▸ Task details
Output the material beneath exactly, leaving nothing out.

▸ Provided entries
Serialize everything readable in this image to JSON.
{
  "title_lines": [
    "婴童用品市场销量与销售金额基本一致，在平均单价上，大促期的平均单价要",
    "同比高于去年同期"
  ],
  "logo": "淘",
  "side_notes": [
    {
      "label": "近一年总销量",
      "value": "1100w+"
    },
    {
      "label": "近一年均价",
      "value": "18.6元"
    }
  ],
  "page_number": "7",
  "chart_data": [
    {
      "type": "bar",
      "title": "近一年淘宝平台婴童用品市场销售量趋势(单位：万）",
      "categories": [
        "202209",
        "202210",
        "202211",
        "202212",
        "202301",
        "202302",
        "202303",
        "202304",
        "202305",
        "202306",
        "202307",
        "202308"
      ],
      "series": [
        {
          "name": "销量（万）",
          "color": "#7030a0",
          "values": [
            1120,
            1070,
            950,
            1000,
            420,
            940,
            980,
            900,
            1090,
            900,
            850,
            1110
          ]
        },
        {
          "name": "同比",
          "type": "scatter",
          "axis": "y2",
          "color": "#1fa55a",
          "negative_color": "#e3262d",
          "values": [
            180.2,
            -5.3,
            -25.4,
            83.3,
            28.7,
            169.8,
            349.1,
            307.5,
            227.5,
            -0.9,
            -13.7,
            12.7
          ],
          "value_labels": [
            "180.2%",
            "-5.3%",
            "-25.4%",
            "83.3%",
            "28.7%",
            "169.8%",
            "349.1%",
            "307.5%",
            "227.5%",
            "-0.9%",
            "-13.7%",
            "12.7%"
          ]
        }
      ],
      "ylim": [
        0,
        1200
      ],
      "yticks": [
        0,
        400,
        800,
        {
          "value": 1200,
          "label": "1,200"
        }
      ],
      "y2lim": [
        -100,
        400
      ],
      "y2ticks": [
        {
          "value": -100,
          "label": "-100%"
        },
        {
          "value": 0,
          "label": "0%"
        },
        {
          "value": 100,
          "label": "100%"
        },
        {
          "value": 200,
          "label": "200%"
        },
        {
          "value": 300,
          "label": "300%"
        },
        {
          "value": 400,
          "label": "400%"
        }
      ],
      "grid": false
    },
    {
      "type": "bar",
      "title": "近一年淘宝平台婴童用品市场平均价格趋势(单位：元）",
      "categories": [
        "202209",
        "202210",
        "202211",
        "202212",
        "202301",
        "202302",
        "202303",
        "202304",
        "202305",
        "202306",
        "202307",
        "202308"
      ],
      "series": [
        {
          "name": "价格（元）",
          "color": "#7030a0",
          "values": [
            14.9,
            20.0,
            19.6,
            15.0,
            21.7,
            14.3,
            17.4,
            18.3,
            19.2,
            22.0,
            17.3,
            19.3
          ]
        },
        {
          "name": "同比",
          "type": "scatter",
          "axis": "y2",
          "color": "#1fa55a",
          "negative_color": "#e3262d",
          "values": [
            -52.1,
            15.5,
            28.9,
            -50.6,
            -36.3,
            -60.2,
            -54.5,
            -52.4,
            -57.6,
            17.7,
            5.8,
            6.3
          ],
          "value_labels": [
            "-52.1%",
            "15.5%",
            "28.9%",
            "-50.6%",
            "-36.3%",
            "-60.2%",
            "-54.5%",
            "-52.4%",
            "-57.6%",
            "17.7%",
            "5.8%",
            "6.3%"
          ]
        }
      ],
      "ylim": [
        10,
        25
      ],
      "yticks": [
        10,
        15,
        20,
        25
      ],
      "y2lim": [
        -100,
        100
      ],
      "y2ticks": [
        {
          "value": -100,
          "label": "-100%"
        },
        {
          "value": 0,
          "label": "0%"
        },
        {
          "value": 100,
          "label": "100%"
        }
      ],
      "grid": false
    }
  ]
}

▸ Solution to the exercise
Serialize everything readable in this image to JSON.
{
  "title_lines": [
    "婴童用品市场销量与销售金额基本一致，在平均单价上，大促期的平均单价要",
    "同比高于去年同期"
  ],
  "logo": "淘",
  "side_notes": [
    {
      "label": "近一年总销量",
      "value": "1100w+"
    },
    {
      "label": "近一年均价",
      "value": "18.6元"
    }
  ],
  "page_number": "7",
  "chart_data": [
    {
      "type": "bar",
      "title": "近一年淘宝平台婴童用品市场销售量趋势(单位：万）",
      "categories": [
        "202209",
        "202210",
        "202211",
        "202212",
        "202301",
        "202302",
        "202303",
        "202304",
        "202305",
        "202306",
        "202307",
        "202308"
      ],
      "series": [
        {
          "name": "销量（万）",
          "color": "#7030a0",
          "values": [
            1120,
            1070,
            950,
            1000,
            420,
            940,
            980,
            900,
            1090,
            900,
            850,
            1110
          ]
        },
        {
          "name": "同比",
          "type": "scatter",
          "axis": "y2",
          "color": "#1fa55a",
          "negative_color": "#e3262d",
          "values": [
            180.2,
            -5.3,
            -25.4,
            83.3,
            28.7,
            169.8,
            349.1,
            307.5,
            227.5,
            -0.9,
            -13.7,
            12.7
          ],
          "value_labels": [
            "180.2%",
            "-5.3%",
            "-25.4%",
            "83.3%",
            "28.7%",
            "169.8%",
            "349.1%",
            "307.5%",
            "227.5%",
            "-0.9%",
            "-13.7%",
            "12.7%"
          ]
        }
      ],
      "ylim": [
        0,
        1200
      ],
      "yticks": [
        0,
        400,
        800,
        {
          "value": 1200,
          "label": "1,200"
        }
      ],
      "y2lim": [
        -100,
        400
      ],
      "y2ticks": [
        {
          "value": -100,
          "label": "-100%"
        },
        {
          "value": 0,
          "label": "0%"
        },
        {
          "value": 100,
          "label": "100%"
        },
        {
          "value": 200,
          "label": "200%"
        },
        {
          "value": 300,
          "label": "300%"
        },
        {
          "value": 400,
          "label": "400%"
        }
      ],
      "grid": false
    },
    {
      "type": "bar",
      "title": "近一年淘宝平台婴童用品市场平均价格趋势(单位：元）",
      "categories": [
        "202209",
        "202210",
        "202211",
        "202212",
        "202301",
        "202302",
        "202303",
        "202304",
        "202305",
        "202306",
        "202307",
        "202308"
      ],
      "series": [
        {
          "name": "价格（元）",
          "color": "#7030a0",
          "values": [
            14.9,
            20.0,
            19.6,
            15.0,
            21.7,
            14.3,
            17.4,
            18.3,
            19.2,
            22.0,
            17.3,
            19.3
          ]
        },
        {
          "name": "同比",
          "type": "scatter",
          "axis": "y2",
          "color": "#1fa55a",
          "negative_color": "#e3262d",
          "values": [
            -52.1,
            15.5,
            28.9,
            -50.6,
            -36.3,
            -60.2,
            -54.5,
            -52.4,
            -57.6,
            17.7,
            5.8,
            6.3
          ],
          "value_labels": [
            "-52.1%",
            "15.5%",
            "28.9%",
            "-50.6%",
            "-36.3%",
            "-60.2%",
            "-54.5%",
            "-52.4%",
            "-57.6%",
            "17.7%",
            "5.8%",
            "6.3%"
          ]
        }
      ],
      "ylim": [
        10,
        25
      ],
      "yticks": [
        10,
        15,
        20,
        25
      ],
      "y2lim": [
        -100,
        100
      ],
      "y2ticks": [
        {
          "value": -100,
          "label": "-100%"
        },
        {
          "value": 0,
          "label": "0%"
        },
        {
          "value": 100,
          "label": "100%"
        }
      ],
      "grid": false
    }
  ]
}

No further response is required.